**Aim of the exercise**
Copy each line that has the string "this" somewhere in it.

##### Entries shown

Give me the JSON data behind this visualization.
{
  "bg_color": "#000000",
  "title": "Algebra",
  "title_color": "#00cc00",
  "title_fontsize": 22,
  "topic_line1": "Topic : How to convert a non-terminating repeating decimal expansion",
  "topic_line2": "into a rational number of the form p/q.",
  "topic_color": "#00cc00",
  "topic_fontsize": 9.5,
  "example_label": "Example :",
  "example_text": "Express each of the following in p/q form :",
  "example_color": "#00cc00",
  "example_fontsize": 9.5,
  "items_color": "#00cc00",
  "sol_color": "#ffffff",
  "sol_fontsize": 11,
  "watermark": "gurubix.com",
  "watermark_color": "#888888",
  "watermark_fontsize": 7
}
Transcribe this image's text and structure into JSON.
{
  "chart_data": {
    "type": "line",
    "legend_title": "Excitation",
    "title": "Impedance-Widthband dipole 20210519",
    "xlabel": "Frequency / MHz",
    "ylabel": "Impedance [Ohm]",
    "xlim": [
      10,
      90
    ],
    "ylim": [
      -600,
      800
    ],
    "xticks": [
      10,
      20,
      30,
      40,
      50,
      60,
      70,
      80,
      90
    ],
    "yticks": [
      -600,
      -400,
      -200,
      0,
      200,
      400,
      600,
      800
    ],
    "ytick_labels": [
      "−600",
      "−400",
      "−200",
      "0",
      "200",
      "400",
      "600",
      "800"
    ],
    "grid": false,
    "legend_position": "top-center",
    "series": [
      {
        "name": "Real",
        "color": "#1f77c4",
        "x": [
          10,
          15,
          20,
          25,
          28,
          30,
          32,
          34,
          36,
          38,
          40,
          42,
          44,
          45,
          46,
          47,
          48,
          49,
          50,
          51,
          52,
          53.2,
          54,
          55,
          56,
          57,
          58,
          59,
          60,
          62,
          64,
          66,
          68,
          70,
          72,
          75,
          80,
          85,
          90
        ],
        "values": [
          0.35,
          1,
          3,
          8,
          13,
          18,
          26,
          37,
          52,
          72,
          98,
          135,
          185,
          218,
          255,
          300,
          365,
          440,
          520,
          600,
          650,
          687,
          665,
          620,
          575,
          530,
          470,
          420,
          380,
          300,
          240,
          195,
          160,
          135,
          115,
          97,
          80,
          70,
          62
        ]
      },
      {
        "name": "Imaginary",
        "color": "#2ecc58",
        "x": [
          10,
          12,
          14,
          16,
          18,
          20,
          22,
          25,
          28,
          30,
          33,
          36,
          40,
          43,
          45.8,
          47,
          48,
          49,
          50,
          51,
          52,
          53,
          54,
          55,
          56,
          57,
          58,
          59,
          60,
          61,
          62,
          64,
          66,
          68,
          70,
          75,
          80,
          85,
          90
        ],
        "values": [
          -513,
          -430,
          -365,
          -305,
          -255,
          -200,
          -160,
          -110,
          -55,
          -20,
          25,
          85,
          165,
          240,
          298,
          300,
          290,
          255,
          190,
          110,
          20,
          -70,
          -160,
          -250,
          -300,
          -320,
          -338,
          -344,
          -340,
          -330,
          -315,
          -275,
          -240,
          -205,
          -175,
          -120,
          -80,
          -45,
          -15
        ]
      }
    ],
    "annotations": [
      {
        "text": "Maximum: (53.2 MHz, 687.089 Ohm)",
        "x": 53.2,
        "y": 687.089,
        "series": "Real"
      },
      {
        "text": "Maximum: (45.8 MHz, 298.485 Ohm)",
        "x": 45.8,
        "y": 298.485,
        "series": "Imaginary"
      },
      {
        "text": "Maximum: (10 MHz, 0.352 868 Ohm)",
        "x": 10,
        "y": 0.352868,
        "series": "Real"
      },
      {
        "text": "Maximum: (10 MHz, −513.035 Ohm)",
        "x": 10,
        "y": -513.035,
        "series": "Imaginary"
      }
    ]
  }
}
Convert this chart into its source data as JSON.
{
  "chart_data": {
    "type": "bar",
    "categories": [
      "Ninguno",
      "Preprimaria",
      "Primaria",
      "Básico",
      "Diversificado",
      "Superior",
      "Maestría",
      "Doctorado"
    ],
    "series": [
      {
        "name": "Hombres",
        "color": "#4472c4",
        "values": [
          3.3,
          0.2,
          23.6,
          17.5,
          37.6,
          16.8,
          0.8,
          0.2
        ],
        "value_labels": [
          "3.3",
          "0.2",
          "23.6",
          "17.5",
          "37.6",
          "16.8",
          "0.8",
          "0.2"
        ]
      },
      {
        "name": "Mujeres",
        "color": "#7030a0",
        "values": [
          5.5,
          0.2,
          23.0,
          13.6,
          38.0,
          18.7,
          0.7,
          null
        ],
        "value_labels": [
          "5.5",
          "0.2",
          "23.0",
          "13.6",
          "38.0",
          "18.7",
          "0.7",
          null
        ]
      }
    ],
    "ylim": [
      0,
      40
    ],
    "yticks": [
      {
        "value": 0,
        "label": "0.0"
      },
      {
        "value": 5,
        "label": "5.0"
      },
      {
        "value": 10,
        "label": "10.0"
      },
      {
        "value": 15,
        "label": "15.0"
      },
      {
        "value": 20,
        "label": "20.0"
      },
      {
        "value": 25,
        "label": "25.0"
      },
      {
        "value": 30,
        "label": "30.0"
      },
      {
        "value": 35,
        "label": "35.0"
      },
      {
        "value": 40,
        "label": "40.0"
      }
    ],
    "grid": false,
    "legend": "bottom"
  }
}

##########

**The completed task**
Give me the JSON data behind this visualization.
Transcribe this image's text and structure into JSON.
Convert this chart into its source data as JSON.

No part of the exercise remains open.